## Given entries:
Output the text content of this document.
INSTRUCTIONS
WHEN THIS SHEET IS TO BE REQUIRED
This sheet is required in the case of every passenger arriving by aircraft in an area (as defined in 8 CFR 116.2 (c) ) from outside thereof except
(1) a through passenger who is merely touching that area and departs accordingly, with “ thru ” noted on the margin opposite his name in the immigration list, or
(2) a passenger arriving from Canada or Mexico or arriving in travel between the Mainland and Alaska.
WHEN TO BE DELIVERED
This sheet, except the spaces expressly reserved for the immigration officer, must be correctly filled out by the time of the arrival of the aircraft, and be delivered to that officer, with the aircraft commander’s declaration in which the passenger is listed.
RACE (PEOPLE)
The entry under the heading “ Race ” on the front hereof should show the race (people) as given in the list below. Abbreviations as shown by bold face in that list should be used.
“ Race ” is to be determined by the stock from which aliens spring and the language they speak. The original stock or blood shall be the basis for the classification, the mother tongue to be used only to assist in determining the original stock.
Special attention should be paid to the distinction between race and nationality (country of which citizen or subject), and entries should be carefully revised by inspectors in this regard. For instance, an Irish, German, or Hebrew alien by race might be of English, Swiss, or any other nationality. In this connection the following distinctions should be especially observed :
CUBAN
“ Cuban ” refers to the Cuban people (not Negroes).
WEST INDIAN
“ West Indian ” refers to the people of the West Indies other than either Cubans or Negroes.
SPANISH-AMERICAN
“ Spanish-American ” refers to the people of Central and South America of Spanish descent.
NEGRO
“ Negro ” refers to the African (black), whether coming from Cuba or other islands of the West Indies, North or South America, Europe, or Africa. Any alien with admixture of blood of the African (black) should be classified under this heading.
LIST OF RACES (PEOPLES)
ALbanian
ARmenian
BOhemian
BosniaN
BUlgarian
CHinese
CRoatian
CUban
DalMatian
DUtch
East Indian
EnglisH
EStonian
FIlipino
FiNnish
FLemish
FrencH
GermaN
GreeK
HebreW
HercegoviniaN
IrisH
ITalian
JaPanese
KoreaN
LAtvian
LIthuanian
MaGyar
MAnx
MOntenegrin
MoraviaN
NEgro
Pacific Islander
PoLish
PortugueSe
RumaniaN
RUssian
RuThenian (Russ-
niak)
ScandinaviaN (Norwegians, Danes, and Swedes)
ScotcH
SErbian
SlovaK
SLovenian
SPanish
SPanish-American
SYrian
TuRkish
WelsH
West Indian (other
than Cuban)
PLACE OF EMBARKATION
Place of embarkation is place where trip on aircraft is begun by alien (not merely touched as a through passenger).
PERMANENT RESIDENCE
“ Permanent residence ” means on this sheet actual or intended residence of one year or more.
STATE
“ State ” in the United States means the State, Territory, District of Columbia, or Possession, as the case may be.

## Exercise:
Output every entry shown above, exactly.

## Solved problem:
Output the text content of this document.
INSTRUCTIONS
WHEN THIS SHEET IS TO BE REQUIRED
This sheet is required in the case of every passenger arriving by aircraft in an area (as defined in 8 CFR 116.2 (c) ) from outside thereof except
(1) a through passenger who is merely touching that area and departs accordingly, with “ thru ” noted on the margin opposite his name in the immigration list, or
(2) a passenger arriving from Canada or Mexico or arriving in travel between the Mainland and Alaska.
WHEN TO BE DELIVERED
This sheet, except the spaces expressly reserved for the immigration officer, must be correctly filled out by the time of the arrival of the aircraft, and be delivered to that officer, with the aircraft commander’s declaration in which the passenger is listed.
RACE (PEOPLE)
The entry under the heading “ Race ” on the front hereof should show the race (people) as given in the list below. Abbreviations as shown by bold face in that list should be used.
“ Race ” is to be determined by the stock from which aliens spring and the language they speak. The original stock or blood shall be the basis for the classification, the mother tongue to be used only to assist in determining the original stock.
Special attention should be paid to the distinction between race and nationality (country of which citizen or subject), and entries should be carefully revised by inspectors in this regard. For instance, an Irish, German, or Hebrew alien by race might be of English, Swiss, or any other nationality. In this connection the following distinctions should be especially observed :
CUBAN
“ Cuban ” refers to the Cuban people (not Negroes).
WEST INDIAN
“ West Indian ” refers to the people of the West Indies other than either Cubans or Negroes.
SPANISH-AMERICAN
“ Spanish-American ” refers to the people of Central and South America of Spanish descent.
NEGRO
“ Negro ” refers to the African (black), whether coming from Cuba or other islands of the West Indies, North or South America, Europe, or Africa. Any alien with admixture of blood of the African (black) should be classified under this heading.
LIST OF RACES (PEOPLES)
ALbanian
ARmenian
BOhemian
BosniaN
BUlgarian
CHinese
CRoatian
CUban
DalMatian
DUtch
East Indian
EnglisH
EStonian
FIlipino
FiNnish
FLemish
FrencH
GermaN
GreeK
HebreW
HercegoviniaN
IrisH
ITalian
JaPanese
KoreaN
LAtvian
LIthuanian
MaGyar
MAnx
MOntenegrin
MoraviaN
NEgro
Pacific Islander
PoLish
PortugueSe
RumaniaN
RUssian
RuThenian (Russ-
niak)
ScandinaviaN (Norwegians, Danes, and Swedes)
ScotcH
SErbian
SlovaK
SLovenian
SPanish
SPanish-American
SYrian
TuRkish
WelsH
West Indian (other
than Cuban)
PLACE OF EMBARKATION
Place of embarkation is place where trip on aircraft is begun by alien (not merely touched as a through passenger).
PERMANENT RESIDENCE
“ Permanent residence ” means on this sheet actual or intended residence of one year or more.
STATE
“ State ” in the United States means the State, Territory, District of Columbia, or Possession, as the case may be.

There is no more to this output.